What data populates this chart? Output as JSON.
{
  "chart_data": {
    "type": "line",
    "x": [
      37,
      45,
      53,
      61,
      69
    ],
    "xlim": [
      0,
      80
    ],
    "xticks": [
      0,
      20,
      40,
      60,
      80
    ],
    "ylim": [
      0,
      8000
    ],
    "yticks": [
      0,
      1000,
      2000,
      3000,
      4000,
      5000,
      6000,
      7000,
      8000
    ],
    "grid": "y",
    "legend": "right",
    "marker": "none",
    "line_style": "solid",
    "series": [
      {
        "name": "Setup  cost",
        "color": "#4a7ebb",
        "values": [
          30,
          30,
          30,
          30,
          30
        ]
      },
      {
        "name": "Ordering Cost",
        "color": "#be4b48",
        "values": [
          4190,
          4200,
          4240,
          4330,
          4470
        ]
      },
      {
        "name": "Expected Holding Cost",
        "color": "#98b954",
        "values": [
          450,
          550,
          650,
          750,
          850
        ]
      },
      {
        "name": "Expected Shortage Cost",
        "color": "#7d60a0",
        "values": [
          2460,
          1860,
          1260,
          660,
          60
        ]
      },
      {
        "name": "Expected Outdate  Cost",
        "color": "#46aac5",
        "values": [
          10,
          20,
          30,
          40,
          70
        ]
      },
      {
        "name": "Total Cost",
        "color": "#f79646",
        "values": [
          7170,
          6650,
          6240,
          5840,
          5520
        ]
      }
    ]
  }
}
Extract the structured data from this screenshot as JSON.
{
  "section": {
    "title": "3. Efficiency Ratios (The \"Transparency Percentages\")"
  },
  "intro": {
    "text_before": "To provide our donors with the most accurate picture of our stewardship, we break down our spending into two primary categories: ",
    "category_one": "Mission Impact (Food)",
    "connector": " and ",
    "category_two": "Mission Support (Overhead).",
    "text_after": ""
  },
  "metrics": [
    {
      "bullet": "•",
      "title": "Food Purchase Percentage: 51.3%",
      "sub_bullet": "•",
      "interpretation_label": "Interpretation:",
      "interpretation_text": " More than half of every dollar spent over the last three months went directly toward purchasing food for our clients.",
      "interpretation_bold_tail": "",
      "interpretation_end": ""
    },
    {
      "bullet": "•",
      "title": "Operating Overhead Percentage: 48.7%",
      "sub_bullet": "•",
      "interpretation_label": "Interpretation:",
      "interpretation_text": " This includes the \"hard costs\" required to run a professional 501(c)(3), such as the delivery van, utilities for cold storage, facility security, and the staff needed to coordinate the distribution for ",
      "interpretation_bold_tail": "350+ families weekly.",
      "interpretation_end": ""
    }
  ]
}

* * * * *

Find each line with the string "name" and copy it out.

EXERCISE OUTPUT:
        "name": "Setup  cost",
        "name": "Ordering Cost",
        "name": "Expected Holding Cost",
        "name": "Expected Shortage Cost",
        "name": "Expected Outdate  Cost",
        "name": "Total Cost",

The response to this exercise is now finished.